▼▼▼
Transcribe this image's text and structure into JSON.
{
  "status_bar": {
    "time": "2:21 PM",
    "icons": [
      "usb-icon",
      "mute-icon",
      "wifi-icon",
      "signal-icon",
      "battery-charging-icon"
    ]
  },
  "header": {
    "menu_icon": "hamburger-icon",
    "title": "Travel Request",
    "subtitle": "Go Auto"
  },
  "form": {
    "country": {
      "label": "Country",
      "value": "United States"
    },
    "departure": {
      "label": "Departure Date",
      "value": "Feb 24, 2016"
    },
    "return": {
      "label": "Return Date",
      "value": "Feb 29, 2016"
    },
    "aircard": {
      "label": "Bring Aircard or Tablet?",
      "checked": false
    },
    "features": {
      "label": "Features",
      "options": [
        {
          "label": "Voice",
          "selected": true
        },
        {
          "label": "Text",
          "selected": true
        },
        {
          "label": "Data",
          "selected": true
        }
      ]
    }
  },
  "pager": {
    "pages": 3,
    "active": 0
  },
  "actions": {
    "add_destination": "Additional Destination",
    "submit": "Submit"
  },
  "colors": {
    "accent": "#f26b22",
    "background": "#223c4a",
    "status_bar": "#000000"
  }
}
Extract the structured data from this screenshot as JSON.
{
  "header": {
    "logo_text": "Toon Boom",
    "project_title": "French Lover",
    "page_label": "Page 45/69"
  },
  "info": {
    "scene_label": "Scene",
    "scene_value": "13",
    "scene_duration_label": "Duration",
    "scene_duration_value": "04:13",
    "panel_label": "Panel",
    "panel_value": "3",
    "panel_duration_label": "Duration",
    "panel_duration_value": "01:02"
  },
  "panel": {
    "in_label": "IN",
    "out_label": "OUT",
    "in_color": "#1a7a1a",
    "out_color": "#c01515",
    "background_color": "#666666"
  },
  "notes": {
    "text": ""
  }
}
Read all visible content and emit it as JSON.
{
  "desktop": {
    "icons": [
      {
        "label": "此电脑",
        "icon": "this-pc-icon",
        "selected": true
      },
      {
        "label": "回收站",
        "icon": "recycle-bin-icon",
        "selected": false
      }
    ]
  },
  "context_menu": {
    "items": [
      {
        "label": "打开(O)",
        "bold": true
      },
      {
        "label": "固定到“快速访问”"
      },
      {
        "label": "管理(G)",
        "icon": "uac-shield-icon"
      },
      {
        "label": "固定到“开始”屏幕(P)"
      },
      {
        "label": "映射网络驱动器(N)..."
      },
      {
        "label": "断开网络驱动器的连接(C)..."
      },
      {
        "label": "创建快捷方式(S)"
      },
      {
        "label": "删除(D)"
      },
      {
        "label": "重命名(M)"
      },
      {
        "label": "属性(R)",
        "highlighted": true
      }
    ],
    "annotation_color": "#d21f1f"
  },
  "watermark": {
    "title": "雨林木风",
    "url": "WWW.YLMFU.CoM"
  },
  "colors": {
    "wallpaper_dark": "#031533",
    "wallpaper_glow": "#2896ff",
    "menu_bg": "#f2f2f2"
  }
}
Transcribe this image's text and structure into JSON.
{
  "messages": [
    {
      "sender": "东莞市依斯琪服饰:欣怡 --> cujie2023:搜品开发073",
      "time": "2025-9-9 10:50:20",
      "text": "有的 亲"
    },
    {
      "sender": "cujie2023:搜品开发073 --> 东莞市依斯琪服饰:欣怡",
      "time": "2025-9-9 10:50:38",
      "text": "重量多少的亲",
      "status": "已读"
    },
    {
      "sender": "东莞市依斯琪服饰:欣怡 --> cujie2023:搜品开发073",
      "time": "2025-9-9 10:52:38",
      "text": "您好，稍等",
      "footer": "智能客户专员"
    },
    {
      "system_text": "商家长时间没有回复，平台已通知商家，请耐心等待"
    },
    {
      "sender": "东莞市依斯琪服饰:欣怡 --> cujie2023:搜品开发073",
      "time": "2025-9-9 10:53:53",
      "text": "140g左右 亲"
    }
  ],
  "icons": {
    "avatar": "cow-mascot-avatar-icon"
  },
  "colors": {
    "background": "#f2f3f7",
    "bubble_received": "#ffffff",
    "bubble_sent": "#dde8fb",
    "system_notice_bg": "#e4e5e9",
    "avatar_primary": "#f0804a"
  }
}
▲▲▲
▶ PROBLEM TO WORK ON:
Report how many lines contain "JSON". Give nothing but the number.

▶ SOLUTION BELOW:
4